> _What to work on_: Your task is to reproduce the material exactly.

> _Supplied material_:
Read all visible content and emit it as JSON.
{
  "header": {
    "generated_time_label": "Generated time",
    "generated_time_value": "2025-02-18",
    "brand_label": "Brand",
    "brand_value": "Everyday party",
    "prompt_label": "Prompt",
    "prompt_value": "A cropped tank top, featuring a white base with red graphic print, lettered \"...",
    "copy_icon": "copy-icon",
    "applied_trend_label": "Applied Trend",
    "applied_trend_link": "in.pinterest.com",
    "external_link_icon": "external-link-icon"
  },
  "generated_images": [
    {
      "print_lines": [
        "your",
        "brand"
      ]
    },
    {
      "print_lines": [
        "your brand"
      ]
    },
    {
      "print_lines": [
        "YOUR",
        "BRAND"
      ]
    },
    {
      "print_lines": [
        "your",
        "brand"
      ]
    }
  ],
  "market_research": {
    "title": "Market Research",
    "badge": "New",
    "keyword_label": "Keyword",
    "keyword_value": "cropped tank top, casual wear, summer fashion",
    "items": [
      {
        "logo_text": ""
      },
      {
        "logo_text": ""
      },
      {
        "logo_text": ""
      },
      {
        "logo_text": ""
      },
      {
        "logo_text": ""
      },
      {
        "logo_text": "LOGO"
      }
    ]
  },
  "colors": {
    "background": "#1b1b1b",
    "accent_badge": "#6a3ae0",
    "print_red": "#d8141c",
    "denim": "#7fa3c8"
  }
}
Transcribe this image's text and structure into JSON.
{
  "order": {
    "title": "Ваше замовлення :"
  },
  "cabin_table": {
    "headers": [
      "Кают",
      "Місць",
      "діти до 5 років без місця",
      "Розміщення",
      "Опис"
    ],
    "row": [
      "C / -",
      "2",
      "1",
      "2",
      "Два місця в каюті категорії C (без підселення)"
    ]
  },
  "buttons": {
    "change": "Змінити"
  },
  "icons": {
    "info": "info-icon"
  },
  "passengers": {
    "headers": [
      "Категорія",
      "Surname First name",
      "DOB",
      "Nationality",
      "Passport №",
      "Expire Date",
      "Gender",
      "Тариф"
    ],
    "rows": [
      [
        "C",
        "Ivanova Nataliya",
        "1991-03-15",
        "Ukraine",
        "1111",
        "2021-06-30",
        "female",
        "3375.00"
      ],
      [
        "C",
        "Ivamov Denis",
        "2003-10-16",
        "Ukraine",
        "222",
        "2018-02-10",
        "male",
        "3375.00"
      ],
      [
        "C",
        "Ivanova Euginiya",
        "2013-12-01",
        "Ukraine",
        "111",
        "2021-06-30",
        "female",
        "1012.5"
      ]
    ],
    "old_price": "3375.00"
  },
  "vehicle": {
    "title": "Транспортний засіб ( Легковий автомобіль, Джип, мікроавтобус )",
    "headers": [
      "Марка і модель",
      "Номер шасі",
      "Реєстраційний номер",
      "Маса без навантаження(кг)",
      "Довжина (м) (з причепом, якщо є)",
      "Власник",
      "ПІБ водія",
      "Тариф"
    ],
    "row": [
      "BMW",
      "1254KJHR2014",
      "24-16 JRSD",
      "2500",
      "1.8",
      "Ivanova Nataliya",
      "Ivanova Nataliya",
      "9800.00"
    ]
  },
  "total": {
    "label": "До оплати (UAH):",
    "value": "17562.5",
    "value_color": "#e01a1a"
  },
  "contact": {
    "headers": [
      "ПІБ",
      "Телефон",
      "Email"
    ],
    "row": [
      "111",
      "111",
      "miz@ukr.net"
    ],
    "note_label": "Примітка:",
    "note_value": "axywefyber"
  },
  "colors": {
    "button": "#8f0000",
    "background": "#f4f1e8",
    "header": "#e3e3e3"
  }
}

> _The reply_:
Read all visible content and emit it as JSON.
{
  "header": {
    "generated_time_label": "Generated time",
    "generated_time_value": "2025-02-18",
    "brand_label": "Brand",
    "brand_value": "Everyday party",
    "prompt_label": "Prompt",
    "prompt_value": "A cropped tank top, featuring a white base with red graphic print, lettered \"...",
    "copy_icon": "copy-icon",
    "applied_trend_label": "Applied Trend",
    "applied_trend_link": "in.pinterest.com",
    "external_link_icon": "external-link-icon"
  },
  "generated_images": [
    {
      "print_lines": [
        "your",
        "brand"
      ]
    },
    {
      "print_lines": [
        "your brand"
      ]
    },
    {
      "print_lines": [
        "YOUR",
        "BRAND"
      ]
    },
    {
      "print_lines": [
        "your",
        "brand"
      ]
    }
  ],
  "market_research": {
    "title": "Market Research",
    "badge": "New",
    "keyword_label": "Keyword",
    "keyword_value": "cropped tank top, casual wear, summer fashion",
    "items": [
      {
        "logo_text": ""
      },
      {
        "logo_text": ""
      },
      {
        "logo_text": ""
      },
      {
        "logo_text": ""
      },
      {
        "logo_text": ""
      },
      {
        "logo_text": "LOGO"
      }
    ]
  },
  "colors": {
    "background": "#1b1b1b",
    "accent_badge": "#6a3ae0",
    "print_red": "#d8141c",
    "denim": "#7fa3c8"
  }
}
Transcribe this image's text and structure into JSON.
{
  "order": {
    "title": "Ваше замовлення :"
  },
  "cabin_table": {
    "headers": [
      "Кают",
      "Місць",
      "діти до 5 років без місця",
      "Розміщення",
      "Опис"
    ],
    "row": [
      "C / -",
      "2",
      "1",
      "2",
      "Два місця в каюті категорії C (без підселення)"
    ]
  },
  "buttons": {
    "change": "Змінити"
  },
  "icons": {
    "info": "info-icon"
  },
  "passengers": {
    "headers": [
      "Категорія",
      "Surname First name",
      "DOB",
      "Nationality",
      "Passport №",
      "Expire Date",
      "Gender",
      "Тариф"
    ],
    "rows": [
      [
        "C",
        "Ivanova Nataliya",
        "1991-03-15",
        "Ukraine",
        "1111",
        "2021-06-30",
        "female",
        "3375.00"
      ],
      [
        "C",
        "Ivamov Denis",
        "2003-10-16",
        "Ukraine",
        "222",
        "2018-02-10",
        "male",
        "3375.00"
      ],
      [
        "C",
        "Ivanova Euginiya",
        "2013-12-01",
        "Ukraine",
        "111",
        "2021-06-30",
        "female",
        "1012.5"
      ]
    ],
    "old_price": "3375.00"
  },
  "vehicle": {
    "title": "Транспортний засіб ( Легковий автомобіль, Джип, мікроавтобус )",
    "headers": [
      "Марка і модель",
      "Номер шасі",
      "Реєстраційний номер",
      "Маса без навантаження(кг)",
      "Довжина (м) (з причепом, якщо є)",
      "Власник",
      "ПІБ водія",
      "Тариф"
    ],
    "row": [
      "BMW",
      "1254KJHR2014",
      "24-16 JRSD",
      "2500",
      "1.8",
      "Ivanova Nataliya",
      "Ivanova Nataliya",
      "9800.00"
    ]
  },
  "total": {
    "label": "До оплати (UAH):",
    "value": "17562.5",
    "value_color": "#e01a1a"
  },
  "contact": {
    "headers": [
      "ПІБ",
      "Телефон",
      "Email"
    ],
    "row": [
      "111",
      "111",
      "miz@ukr.net"
    ],
    "note_label": "Примітка:",
    "note_value": "axywefyber"
  },
  "colors": {
    "button": "#8f0000",
    "background": "#f4f1e8",
    "header": "#e3e3e3"
  }
}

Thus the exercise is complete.